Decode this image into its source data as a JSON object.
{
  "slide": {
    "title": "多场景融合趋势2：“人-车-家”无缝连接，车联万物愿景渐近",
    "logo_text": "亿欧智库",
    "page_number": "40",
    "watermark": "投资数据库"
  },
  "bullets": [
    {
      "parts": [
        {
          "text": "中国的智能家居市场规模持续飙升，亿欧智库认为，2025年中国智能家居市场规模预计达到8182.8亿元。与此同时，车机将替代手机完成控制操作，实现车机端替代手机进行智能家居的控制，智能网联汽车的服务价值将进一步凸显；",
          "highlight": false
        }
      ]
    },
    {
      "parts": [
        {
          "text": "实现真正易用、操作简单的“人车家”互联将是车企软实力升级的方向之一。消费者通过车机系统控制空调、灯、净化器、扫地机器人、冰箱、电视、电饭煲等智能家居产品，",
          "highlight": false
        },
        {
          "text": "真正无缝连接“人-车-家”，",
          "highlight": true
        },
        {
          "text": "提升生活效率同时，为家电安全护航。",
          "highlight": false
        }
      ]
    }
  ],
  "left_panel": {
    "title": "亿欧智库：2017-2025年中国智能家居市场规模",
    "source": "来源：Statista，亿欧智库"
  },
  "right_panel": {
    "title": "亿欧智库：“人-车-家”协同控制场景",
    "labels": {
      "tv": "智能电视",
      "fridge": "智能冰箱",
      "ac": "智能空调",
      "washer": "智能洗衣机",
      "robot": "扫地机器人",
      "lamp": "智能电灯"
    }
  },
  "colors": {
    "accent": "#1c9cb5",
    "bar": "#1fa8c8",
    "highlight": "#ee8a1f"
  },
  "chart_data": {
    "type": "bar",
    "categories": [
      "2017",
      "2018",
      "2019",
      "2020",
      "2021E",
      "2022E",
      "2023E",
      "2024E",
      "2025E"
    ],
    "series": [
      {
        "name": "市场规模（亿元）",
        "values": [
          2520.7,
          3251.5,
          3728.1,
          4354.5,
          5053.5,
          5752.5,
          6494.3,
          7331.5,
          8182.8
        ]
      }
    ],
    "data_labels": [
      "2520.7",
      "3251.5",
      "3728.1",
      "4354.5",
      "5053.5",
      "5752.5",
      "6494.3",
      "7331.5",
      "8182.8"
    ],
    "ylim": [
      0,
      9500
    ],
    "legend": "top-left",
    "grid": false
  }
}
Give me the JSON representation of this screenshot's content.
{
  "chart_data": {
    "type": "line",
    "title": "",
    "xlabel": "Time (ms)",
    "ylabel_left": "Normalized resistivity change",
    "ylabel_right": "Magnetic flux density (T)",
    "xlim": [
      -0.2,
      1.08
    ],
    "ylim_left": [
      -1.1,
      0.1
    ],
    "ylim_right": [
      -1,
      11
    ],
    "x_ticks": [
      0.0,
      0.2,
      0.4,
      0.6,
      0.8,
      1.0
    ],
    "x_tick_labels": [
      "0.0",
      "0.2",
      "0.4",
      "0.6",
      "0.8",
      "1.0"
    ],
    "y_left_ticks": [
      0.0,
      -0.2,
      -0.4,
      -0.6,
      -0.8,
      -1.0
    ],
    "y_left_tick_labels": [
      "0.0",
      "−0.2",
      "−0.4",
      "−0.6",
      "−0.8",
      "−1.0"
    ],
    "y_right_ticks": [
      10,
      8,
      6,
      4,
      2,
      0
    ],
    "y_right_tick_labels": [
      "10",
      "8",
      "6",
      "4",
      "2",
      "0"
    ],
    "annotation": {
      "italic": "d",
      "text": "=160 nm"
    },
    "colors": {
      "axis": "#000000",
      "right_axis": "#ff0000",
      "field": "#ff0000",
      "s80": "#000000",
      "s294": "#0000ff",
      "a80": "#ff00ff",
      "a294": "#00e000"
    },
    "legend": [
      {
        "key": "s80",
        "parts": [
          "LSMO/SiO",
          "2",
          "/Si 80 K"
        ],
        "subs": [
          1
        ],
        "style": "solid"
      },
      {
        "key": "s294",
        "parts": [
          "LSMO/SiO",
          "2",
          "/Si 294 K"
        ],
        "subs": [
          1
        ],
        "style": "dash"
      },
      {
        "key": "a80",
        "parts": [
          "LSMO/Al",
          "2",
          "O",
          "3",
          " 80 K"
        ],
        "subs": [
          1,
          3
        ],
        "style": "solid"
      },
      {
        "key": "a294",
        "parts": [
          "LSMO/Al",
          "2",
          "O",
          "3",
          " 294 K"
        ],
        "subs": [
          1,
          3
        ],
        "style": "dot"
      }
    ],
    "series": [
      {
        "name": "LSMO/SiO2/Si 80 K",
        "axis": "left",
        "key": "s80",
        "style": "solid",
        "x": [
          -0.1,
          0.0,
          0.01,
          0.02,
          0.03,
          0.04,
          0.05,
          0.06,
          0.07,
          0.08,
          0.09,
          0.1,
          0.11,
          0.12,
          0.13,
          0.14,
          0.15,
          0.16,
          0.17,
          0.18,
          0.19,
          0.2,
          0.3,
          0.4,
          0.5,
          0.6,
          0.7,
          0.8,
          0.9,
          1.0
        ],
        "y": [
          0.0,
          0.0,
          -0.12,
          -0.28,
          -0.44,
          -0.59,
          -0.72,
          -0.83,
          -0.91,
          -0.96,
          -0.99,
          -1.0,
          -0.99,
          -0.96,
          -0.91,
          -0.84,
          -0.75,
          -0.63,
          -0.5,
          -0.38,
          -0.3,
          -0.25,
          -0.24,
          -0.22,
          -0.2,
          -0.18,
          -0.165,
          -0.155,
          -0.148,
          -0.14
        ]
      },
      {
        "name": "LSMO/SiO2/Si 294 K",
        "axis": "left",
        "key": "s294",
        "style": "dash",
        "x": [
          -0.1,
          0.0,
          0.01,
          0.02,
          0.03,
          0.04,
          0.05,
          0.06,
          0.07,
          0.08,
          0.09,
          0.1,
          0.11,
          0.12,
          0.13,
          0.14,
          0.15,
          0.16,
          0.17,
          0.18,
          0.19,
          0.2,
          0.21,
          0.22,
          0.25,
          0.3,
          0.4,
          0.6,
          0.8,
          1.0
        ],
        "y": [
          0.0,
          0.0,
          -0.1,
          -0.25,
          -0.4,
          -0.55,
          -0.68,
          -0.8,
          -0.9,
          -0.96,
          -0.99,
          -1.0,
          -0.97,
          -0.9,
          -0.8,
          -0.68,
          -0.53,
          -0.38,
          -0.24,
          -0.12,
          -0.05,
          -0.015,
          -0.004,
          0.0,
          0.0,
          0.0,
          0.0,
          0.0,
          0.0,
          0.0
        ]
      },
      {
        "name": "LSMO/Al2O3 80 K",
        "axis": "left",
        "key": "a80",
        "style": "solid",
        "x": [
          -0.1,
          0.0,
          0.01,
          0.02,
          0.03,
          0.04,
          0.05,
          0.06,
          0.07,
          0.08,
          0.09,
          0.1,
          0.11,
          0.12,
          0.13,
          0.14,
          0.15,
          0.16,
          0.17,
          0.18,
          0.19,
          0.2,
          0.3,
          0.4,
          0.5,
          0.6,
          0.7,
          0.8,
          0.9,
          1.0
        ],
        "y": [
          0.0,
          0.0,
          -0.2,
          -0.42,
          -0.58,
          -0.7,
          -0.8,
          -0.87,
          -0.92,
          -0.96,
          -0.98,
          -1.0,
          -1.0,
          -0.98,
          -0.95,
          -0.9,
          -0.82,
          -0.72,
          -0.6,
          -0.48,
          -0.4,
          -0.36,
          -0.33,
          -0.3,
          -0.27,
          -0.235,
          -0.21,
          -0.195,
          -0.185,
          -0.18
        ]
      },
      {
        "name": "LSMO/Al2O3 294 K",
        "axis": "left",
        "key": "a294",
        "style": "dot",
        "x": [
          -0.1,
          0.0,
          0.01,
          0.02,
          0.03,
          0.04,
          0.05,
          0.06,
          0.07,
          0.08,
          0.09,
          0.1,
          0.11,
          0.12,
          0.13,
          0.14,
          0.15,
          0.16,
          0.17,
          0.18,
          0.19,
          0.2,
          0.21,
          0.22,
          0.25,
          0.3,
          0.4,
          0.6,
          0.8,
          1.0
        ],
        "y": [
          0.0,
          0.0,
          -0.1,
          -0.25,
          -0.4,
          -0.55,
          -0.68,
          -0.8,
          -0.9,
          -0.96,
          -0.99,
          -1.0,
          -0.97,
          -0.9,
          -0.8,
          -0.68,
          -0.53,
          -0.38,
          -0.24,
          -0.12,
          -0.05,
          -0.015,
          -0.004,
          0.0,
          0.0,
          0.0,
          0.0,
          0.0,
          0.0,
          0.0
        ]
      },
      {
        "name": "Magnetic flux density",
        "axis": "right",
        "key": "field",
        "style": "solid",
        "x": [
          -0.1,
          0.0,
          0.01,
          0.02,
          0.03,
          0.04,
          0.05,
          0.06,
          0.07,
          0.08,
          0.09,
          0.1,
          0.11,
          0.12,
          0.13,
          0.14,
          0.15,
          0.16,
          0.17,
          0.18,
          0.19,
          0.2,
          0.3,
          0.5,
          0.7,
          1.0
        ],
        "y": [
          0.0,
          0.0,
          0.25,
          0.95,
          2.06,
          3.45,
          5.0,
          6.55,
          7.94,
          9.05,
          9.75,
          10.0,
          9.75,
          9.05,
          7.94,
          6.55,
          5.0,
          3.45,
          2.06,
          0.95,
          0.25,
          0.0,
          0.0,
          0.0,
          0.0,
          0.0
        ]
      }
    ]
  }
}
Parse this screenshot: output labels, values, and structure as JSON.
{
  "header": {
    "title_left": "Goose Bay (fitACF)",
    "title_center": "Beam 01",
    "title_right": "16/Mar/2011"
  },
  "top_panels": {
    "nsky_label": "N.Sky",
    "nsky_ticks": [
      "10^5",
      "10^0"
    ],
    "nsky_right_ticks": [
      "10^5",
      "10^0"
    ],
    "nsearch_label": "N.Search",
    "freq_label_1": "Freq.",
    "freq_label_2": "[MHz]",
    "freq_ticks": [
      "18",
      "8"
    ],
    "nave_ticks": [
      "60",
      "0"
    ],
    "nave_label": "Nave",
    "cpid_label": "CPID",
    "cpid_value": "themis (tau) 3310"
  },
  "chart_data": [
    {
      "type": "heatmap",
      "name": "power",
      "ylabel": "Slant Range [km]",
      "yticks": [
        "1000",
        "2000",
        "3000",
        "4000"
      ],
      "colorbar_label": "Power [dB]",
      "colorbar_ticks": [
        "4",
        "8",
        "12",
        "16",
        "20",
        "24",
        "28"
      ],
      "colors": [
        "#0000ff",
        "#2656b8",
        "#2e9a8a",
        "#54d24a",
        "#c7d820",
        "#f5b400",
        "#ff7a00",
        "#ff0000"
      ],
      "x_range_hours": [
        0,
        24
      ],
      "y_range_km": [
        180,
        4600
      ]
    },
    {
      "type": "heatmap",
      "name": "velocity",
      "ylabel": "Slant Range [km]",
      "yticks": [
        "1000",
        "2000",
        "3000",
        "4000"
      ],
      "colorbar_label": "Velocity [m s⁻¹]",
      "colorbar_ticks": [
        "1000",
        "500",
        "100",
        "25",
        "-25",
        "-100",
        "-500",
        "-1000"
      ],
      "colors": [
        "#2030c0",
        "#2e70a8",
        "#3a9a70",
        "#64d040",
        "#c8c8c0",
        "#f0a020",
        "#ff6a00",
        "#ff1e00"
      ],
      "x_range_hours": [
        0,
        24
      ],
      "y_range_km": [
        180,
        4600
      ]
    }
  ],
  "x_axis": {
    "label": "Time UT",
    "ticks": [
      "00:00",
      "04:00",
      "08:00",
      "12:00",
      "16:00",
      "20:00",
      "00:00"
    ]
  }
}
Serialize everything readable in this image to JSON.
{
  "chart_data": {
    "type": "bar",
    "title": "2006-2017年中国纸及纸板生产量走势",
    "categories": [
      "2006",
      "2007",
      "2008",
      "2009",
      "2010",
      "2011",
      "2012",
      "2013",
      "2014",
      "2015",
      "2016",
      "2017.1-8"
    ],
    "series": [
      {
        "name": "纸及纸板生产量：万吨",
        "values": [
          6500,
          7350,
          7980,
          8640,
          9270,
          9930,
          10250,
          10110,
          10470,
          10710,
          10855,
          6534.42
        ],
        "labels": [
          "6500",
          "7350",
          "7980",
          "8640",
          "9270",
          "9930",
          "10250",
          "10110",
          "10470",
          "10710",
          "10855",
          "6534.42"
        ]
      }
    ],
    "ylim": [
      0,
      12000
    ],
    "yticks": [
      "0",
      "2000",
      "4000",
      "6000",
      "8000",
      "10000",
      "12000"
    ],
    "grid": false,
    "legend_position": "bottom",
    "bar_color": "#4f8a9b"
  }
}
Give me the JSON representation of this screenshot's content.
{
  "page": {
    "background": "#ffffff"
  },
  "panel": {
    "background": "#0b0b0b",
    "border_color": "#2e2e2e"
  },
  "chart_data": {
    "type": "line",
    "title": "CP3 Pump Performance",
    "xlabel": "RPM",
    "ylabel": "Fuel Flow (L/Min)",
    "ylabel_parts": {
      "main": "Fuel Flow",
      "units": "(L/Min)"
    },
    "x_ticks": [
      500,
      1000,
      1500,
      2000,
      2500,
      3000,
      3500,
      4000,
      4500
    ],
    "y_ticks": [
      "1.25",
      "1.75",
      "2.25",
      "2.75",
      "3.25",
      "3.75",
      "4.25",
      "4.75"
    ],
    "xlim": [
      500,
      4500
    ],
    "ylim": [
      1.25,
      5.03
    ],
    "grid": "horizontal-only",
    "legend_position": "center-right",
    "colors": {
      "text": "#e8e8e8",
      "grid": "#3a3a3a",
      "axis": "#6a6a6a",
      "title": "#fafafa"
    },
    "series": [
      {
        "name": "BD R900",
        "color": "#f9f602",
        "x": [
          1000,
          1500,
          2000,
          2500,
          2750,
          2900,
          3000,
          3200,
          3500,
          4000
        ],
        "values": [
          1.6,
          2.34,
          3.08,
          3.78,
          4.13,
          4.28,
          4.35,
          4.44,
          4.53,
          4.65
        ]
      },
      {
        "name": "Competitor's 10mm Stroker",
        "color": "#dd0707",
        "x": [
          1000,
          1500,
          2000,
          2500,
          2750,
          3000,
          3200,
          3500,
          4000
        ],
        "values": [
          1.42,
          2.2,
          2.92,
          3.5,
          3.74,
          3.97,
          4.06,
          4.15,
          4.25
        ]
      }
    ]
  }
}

• • • • •

**Instructions to follow:**
Copy every line above that includes the string "JSON".

**Solved exercise:**
Decode this image into its source data as a JSON object.
Give me the JSON representation of this screenshot's content.
Parse this screenshot: output labels, values, and structure as JSON.
Serialize everything readable in this image to JSON.
Give me the JSON representation of this screenshot's content.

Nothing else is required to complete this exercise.